**To do**
Change "bounding boxes" to "bounding rectangles" throughout the items below and reproduce their lines with nothing else altered, omitting the pictures.

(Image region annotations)
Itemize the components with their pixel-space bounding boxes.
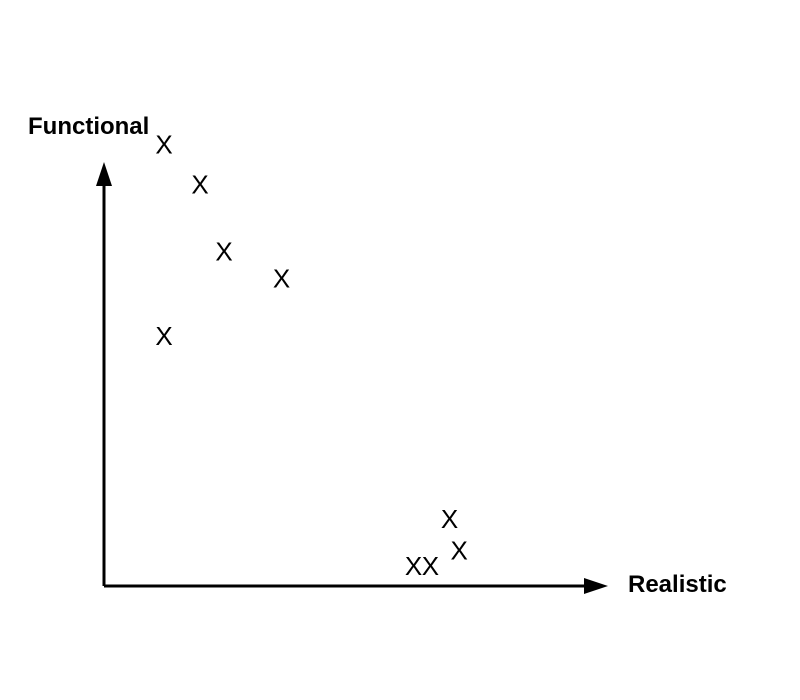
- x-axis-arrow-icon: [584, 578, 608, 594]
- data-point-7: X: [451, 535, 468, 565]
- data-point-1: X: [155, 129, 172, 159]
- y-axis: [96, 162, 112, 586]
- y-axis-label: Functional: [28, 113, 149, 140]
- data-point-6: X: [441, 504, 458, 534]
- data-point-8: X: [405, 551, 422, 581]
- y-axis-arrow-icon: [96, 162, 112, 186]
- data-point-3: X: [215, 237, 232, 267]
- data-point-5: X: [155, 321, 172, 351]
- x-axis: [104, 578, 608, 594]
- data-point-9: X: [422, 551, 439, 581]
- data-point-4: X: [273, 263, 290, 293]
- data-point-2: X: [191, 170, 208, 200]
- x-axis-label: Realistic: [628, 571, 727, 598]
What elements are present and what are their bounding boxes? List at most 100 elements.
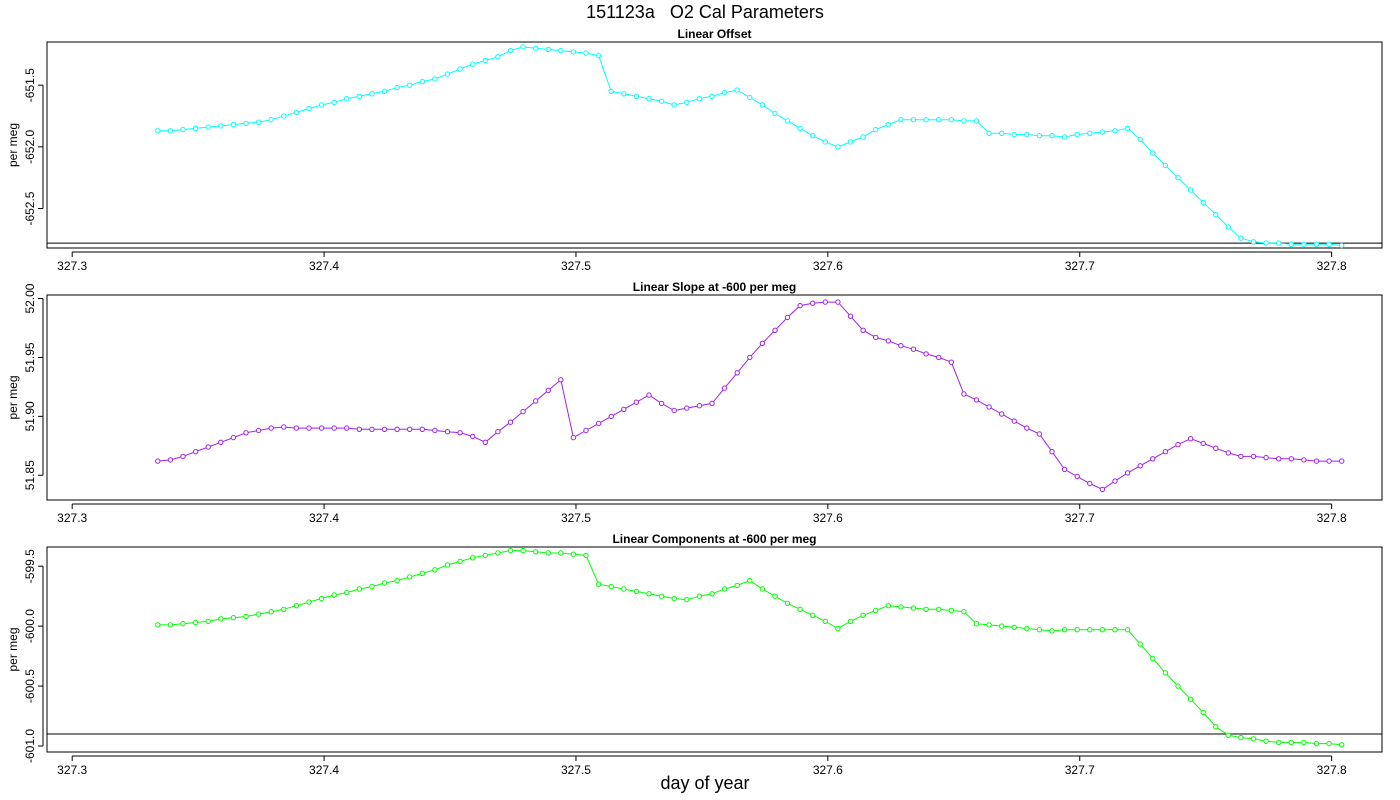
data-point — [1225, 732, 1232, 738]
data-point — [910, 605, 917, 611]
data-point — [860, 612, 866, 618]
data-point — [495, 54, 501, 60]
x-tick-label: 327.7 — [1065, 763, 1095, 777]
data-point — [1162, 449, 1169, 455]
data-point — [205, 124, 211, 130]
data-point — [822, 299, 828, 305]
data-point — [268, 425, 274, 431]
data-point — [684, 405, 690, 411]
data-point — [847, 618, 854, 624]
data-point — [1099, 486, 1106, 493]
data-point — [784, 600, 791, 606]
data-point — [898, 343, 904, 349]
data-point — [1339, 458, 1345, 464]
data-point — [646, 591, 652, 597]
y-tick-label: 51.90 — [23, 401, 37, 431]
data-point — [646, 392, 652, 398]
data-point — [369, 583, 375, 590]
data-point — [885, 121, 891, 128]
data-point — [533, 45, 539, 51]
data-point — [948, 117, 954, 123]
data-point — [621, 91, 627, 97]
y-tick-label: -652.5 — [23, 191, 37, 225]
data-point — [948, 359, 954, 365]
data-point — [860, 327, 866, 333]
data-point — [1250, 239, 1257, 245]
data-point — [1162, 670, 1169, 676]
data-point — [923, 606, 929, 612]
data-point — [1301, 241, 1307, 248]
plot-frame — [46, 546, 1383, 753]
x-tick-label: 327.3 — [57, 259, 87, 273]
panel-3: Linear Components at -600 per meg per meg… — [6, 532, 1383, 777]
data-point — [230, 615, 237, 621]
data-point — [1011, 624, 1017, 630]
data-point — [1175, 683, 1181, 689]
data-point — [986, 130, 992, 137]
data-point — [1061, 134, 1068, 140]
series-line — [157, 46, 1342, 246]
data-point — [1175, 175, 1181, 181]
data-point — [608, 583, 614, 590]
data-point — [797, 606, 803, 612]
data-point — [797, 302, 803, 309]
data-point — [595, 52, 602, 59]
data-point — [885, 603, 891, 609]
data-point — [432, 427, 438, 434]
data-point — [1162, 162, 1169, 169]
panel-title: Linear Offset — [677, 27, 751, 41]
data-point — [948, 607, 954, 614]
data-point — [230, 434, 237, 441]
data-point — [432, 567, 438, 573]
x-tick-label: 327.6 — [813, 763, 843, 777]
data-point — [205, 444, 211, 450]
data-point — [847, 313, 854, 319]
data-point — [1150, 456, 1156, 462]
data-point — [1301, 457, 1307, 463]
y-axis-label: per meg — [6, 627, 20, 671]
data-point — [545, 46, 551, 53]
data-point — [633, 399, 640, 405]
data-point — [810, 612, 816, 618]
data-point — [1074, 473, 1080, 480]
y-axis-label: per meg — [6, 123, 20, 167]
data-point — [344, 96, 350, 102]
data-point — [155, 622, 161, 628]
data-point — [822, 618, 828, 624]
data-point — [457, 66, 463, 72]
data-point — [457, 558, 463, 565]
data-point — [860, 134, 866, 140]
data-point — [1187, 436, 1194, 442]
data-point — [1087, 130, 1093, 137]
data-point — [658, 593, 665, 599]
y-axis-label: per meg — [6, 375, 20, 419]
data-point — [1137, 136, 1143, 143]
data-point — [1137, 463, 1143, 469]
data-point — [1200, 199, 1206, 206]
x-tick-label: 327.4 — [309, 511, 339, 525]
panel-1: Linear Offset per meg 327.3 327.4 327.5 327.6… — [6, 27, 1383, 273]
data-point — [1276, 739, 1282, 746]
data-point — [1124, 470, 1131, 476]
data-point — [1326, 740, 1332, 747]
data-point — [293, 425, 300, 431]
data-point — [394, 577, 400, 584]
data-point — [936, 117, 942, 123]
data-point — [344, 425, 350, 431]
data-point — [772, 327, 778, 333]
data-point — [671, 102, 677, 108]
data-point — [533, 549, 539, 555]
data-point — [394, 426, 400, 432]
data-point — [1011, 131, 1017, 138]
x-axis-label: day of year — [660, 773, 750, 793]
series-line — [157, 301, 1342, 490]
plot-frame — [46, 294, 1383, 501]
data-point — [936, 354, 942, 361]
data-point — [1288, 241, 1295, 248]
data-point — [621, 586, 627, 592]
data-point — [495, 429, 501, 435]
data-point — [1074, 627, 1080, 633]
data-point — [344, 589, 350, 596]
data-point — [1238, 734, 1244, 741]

**Complete output**
Itemize the components with their pixel-space bounding rectangles.
- x-axis-arrow-icon: [584, 578, 608, 594]
- data-point-7: X: [451, 535, 468, 565]
- data-point-1: X: [155, 129, 172, 159]
- y-axis: [96, 162, 112, 586]
- y-axis-label: Functional: [28, 113, 149, 140]
- data-point-6: X: [441, 504, 458, 534]
- data-point-8: X: [405, 551, 422, 581]
- y-axis-arrow-icon: [96, 162, 112, 186]
- data-point-3: X: [215, 237, 232, 267]
- data-point-5: X: [155, 321, 172, 351]
- x-axis: [104, 578, 608, 594]
- data-point-9: X: [422, 551, 439, 581]
- data-point-4: X: [273, 263, 290, 293]
- data-point-2: X: [191, 170, 208, 200]
- x-axis-label: Realistic: [628, 571, 727, 598]
What elements are present and what are their bounding rectangles? List at most 100 elements.
data-point — [1225, 732, 1232, 738]
data-point — [910, 605, 917, 611]
data-point — [860, 612, 866, 618]
data-point — [495, 54, 501, 60]
x-tick-label: 327.7 — [1065, 763, 1095, 777]
data-point — [1162, 449, 1169, 455]
data-point — [205, 124, 211, 130]
data-point — [822, 299, 828, 305]
data-point — [268, 425, 274, 431]
data-point — [684, 405, 690, 411]
data-point — [847, 618, 854, 624]
data-point — [1099, 486, 1106, 493]
data-point — [784, 600, 791, 606]
data-point — [898, 343, 904, 349]
data-point — [1339, 458, 1345, 464]
data-point — [646, 591, 652, 597]
y-tick-label: 51.90 — [23, 401, 37, 431]
data-point — [646, 392, 652, 398]
data-point — [369, 583, 375, 590]
data-point — [885, 121, 891, 128]
data-point — [533, 45, 539, 51]
data-point — [948, 117, 954, 123]
data-point — [621, 91, 627, 97]
y-tick-label: -652.5 — [23, 191, 37, 225]
data-point — [948, 359, 954, 365]
data-point — [860, 327, 866, 333]
data-point — [1250, 239, 1257, 245]
data-point — [1162, 670, 1169, 676]
data-point — [923, 606, 929, 612]
data-point — [1301, 241, 1307, 248]
plot-frame — [46, 546, 1383, 753]
x-tick-label: 327.3 — [57, 259, 87, 273]
panel-3: Linear Components at -600 per meg per meg… — [6, 532, 1383, 777]
data-point — [230, 615, 237, 621]
data-point — [1011, 624, 1017, 630]
data-point — [1175, 683, 1181, 689]
data-point — [986, 130, 992, 137]
data-point — [1061, 134, 1068, 140]
series-line — [157, 46, 1342, 246]
data-point — [1175, 175, 1181, 181]
data-point — [608, 583, 614, 590]
data-point — [797, 606, 803, 612]
data-point — [797, 302, 803, 309]
data-point — [595, 52, 602, 59]
data-point — [885, 603, 891, 609]
data-point — [432, 427, 438, 434]
data-point — [1162, 162, 1169, 169]
panel-title: Linear Offset — [677, 27, 751, 41]
data-point — [948, 607, 954, 614]
data-point — [230, 434, 237, 441]
data-point — [432, 567, 438, 573]
x-tick-label: 327.6 — [813, 763, 843, 777]
data-point — [205, 444, 211, 450]
data-point — [847, 313, 854, 319]
data-point — [1150, 456, 1156, 462]
data-point — [1301, 457, 1307, 463]
y-axis-label: per meg — [6, 627, 20, 671]
data-point — [545, 46, 551, 53]
data-point — [633, 399, 640, 405]
data-point — [810, 612, 816, 618]
data-point — [1074, 473, 1080, 480]
y-axis-label: per meg — [6, 123, 20, 167]
data-point — [344, 96, 350, 102]
data-point — [155, 622, 161, 628]
data-point — [822, 618, 828, 624]
data-point — [457, 66, 463, 72]
data-point — [457, 558, 463, 565]
data-point — [860, 134, 866, 140]
data-point — [1187, 436, 1194, 442]
data-point — [1087, 130, 1093, 137]
data-point — [658, 593, 665, 599]
y-axis-label: per meg — [6, 375, 20, 419]
data-point — [1137, 136, 1143, 143]
data-point — [1137, 463, 1143, 469]
data-point — [1200, 199, 1206, 206]
x-tick-label: 327.4 — [309, 511, 339, 525]
panel-1: Linear Offset per meg 327.3 327.4 327.5 327.6… — [6, 27, 1383, 273]
data-point — [1276, 739, 1282, 746]
data-point — [1124, 470, 1131, 476]
data-point — [1326, 740, 1332, 747]
data-point — [293, 425, 300, 431]
data-point — [394, 577, 400, 584]
data-point — [936, 117, 942, 123]
data-point — [344, 425, 350, 431]
data-point — [772, 327, 778, 333]
data-point — [671, 102, 677, 108]
data-point — [533, 549, 539, 555]
data-point — [394, 426, 400, 432]
data-point — [1011, 131, 1017, 138]
x-axis-label: day of year — [660, 773, 750, 793]
series-line — [157, 301, 1342, 490]
plot-frame — [46, 294, 1383, 501]
data-point — [936, 354, 942, 361]
data-point — [1288, 241, 1295, 248]
data-point — [621, 586, 627, 592]
data-point — [495, 429, 501, 435]
data-point — [1074, 627, 1080, 633]
data-point — [344, 589, 350, 596]
data-point — [1238, 734, 1244, 741]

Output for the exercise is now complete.